Given request — Which lines below hold the word "text"? Report each one.

— Start —

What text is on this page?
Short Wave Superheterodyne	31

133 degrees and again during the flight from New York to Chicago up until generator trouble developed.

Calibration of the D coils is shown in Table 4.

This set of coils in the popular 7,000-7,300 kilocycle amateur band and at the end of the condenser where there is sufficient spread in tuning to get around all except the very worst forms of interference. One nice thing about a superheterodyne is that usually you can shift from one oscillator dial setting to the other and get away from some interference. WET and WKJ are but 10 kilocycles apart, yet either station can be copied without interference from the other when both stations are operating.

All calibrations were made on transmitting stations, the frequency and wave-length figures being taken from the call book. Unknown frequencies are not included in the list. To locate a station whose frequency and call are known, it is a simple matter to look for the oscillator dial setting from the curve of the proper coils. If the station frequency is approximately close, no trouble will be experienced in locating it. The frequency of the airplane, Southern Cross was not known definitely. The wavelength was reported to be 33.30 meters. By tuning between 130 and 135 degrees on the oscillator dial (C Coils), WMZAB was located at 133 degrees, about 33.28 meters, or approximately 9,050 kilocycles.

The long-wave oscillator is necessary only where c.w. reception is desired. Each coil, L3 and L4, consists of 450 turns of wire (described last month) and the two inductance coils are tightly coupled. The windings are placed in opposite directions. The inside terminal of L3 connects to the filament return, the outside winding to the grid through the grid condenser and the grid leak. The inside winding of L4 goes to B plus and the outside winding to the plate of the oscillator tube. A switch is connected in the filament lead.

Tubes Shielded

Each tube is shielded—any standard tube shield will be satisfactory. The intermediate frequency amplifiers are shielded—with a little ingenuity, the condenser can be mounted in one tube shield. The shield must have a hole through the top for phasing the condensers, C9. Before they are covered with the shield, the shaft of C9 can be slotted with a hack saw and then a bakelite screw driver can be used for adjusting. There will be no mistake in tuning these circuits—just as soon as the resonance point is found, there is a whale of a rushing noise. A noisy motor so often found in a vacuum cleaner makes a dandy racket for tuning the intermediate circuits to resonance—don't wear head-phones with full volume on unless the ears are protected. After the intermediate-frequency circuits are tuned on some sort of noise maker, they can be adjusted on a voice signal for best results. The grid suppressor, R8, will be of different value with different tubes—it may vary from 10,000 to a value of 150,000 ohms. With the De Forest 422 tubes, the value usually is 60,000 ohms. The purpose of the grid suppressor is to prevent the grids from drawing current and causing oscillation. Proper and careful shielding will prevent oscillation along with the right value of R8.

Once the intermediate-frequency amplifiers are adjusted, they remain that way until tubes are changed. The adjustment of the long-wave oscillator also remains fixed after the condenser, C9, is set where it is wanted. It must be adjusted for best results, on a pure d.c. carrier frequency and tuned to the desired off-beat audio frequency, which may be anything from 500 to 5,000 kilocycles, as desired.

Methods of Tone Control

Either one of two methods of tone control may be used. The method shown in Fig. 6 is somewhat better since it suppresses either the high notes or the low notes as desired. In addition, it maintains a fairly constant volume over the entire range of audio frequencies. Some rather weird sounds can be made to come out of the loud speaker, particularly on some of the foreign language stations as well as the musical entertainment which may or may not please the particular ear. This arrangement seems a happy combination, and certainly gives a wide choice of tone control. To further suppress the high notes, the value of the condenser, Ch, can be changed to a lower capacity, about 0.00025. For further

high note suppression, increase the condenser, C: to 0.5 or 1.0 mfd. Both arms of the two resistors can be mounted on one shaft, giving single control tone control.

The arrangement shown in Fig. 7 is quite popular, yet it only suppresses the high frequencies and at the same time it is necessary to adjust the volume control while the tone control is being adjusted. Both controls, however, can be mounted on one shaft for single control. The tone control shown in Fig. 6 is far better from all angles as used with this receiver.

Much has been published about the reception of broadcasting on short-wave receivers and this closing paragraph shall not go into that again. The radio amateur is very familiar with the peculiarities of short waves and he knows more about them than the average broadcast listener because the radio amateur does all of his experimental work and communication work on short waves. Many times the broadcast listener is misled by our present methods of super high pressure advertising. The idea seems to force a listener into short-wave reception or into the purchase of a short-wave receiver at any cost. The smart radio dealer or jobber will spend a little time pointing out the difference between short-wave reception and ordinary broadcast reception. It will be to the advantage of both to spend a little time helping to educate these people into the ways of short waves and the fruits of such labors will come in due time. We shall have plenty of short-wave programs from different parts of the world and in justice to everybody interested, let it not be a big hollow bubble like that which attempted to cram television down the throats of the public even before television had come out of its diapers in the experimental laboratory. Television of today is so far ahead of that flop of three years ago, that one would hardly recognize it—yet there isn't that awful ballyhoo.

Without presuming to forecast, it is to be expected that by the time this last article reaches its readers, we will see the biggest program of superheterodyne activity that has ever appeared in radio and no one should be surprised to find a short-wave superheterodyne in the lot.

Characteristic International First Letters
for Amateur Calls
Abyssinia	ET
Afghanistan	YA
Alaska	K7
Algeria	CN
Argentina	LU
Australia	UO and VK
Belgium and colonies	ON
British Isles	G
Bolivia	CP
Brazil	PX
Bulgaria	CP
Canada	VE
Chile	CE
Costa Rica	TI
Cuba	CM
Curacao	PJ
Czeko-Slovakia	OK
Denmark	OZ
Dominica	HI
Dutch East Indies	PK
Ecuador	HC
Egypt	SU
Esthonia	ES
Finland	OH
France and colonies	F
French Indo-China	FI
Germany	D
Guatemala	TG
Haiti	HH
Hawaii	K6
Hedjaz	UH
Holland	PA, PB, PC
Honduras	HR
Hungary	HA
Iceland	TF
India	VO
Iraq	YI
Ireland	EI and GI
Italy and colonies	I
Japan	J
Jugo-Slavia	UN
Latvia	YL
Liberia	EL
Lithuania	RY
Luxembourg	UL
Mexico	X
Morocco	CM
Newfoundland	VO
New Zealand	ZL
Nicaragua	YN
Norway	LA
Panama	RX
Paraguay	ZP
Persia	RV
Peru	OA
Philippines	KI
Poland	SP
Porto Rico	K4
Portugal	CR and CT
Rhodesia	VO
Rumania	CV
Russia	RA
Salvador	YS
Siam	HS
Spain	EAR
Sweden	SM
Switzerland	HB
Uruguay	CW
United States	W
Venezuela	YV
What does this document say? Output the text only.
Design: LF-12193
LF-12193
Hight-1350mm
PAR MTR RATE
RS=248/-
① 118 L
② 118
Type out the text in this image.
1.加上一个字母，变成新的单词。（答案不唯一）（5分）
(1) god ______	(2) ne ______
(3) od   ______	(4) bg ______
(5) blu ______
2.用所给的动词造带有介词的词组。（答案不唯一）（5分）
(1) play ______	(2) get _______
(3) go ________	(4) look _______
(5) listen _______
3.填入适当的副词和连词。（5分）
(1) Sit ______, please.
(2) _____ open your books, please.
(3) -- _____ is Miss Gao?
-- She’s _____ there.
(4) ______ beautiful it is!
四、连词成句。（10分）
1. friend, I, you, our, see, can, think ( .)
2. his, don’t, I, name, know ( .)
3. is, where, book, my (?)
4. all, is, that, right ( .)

— End —

Exercise result —
What text is on this page?
What does this document say? Output the text only.
Type out the text in this image.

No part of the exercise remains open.